▸ REQUEST: Below are the records. Gather each line that holds "text".

▸ DATA PROVIDED:
** Begin **
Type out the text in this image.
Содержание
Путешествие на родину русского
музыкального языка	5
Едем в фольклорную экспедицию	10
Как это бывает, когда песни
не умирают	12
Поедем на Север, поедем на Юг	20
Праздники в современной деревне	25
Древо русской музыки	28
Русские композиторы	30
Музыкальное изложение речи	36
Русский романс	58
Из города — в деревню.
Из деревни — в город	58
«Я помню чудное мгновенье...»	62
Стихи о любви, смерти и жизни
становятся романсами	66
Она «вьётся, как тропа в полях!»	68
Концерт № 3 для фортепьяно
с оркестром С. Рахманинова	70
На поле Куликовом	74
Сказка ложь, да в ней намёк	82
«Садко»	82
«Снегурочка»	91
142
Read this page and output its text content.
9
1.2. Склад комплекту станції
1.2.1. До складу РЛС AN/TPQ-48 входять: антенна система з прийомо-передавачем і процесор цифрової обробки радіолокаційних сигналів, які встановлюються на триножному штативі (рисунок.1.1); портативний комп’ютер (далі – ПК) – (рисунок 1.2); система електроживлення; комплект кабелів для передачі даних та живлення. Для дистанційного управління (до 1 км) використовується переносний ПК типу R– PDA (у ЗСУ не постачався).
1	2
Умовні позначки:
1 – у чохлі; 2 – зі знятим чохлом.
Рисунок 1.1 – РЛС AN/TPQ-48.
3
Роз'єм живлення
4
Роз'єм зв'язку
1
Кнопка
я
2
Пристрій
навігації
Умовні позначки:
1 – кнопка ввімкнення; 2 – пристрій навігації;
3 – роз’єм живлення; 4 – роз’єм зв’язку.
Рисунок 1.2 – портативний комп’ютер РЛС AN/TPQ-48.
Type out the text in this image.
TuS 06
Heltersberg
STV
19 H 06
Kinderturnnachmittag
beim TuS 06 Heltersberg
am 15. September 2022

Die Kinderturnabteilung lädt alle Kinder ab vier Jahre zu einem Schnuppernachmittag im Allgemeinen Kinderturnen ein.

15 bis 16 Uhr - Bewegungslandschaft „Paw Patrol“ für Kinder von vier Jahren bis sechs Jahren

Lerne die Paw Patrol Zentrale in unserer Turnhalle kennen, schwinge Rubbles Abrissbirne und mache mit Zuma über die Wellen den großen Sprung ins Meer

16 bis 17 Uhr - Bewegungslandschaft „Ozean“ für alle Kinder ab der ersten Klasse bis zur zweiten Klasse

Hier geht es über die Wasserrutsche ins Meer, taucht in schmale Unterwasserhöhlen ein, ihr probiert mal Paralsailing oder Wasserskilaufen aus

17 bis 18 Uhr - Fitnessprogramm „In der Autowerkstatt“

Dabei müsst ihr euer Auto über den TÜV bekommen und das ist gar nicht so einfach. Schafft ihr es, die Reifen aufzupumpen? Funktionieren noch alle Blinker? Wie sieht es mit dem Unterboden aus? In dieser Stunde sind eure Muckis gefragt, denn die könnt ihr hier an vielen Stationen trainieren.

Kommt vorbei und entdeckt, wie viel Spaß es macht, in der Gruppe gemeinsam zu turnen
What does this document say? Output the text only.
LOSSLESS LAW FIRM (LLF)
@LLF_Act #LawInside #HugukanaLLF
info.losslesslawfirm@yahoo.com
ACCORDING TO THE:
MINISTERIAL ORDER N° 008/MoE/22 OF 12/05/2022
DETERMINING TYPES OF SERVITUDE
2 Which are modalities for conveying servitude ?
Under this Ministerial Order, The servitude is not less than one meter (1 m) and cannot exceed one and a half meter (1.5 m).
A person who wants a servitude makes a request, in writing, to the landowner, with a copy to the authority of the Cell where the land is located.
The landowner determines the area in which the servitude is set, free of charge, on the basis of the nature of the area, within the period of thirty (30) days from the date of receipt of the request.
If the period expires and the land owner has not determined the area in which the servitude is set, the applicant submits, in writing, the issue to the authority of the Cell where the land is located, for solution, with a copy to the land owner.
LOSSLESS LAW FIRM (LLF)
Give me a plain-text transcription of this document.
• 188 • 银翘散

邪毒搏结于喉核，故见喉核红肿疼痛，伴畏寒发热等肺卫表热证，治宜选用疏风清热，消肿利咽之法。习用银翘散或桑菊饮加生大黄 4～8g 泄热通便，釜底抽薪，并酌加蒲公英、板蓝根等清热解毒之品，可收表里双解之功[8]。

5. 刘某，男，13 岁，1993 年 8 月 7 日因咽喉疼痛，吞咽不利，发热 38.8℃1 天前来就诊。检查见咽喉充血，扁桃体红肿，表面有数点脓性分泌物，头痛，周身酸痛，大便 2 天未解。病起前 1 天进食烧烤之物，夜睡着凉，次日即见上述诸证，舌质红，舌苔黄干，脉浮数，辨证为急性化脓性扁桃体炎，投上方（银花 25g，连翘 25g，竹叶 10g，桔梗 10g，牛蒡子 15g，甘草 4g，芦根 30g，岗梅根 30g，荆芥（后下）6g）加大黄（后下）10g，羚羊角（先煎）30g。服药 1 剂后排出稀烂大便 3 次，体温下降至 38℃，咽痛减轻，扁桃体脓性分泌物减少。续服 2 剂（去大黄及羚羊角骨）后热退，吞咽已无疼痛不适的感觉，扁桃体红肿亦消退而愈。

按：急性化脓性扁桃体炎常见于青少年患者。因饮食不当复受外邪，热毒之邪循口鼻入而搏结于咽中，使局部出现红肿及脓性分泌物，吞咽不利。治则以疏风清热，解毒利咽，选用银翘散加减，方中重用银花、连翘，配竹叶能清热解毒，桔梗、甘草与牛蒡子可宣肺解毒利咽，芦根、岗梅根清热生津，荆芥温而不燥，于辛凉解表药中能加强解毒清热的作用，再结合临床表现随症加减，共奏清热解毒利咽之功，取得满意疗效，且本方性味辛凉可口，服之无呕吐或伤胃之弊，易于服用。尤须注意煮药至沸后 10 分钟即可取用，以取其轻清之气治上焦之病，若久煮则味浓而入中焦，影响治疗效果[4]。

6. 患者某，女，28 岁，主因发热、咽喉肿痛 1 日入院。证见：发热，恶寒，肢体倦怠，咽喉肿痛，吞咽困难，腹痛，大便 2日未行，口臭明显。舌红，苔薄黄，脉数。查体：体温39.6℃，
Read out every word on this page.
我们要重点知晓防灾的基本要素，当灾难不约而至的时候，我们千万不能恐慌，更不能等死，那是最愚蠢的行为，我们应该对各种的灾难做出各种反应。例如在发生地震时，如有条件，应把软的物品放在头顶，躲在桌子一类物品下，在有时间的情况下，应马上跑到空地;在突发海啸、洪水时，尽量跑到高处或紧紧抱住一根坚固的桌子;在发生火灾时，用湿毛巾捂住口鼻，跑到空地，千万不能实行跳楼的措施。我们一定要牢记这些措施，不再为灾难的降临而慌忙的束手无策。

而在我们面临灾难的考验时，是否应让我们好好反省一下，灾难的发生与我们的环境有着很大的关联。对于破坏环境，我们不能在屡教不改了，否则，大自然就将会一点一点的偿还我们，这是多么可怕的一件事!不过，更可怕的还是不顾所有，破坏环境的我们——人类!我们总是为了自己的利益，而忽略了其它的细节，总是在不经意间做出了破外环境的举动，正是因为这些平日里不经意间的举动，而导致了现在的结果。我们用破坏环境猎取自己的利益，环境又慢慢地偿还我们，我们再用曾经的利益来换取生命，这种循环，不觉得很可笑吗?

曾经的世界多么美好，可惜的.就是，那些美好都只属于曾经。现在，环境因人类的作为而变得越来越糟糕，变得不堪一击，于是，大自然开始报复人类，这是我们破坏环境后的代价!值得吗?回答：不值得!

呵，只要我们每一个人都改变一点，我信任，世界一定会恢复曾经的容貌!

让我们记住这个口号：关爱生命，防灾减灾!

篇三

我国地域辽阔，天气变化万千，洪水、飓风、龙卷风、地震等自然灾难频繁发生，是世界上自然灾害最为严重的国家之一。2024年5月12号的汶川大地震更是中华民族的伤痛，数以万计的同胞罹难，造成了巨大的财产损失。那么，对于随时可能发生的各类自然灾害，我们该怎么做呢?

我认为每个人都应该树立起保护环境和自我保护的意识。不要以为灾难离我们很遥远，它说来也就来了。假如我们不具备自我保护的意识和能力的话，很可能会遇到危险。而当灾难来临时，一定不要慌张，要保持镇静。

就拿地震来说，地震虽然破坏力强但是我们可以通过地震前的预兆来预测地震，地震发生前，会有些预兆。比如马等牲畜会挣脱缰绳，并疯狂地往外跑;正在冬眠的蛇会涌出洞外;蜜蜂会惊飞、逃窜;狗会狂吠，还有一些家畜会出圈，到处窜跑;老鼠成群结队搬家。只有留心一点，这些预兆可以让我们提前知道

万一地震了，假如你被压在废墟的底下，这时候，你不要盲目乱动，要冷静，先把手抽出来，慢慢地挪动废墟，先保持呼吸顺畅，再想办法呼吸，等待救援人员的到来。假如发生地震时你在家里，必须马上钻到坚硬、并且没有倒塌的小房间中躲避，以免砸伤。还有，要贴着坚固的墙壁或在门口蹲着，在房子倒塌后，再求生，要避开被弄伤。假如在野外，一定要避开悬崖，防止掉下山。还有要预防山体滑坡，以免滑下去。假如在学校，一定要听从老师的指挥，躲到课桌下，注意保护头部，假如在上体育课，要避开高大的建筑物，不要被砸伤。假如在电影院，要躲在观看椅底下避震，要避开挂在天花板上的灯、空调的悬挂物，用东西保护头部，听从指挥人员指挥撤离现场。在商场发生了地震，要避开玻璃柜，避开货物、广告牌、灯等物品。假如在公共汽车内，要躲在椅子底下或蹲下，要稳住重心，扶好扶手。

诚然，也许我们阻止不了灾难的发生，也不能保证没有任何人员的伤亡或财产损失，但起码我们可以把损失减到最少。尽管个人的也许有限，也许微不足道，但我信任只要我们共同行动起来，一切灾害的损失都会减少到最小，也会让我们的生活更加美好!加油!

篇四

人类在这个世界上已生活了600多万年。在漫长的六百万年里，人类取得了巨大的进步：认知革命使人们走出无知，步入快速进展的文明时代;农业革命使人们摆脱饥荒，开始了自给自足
** End **
▸ EXPECTED ANSWER:
Type out the text in this image.
Read this page and output its text content.
Type out the text in this image.
What does this document say? Output the text only.
Give me a plain-text transcription of this document.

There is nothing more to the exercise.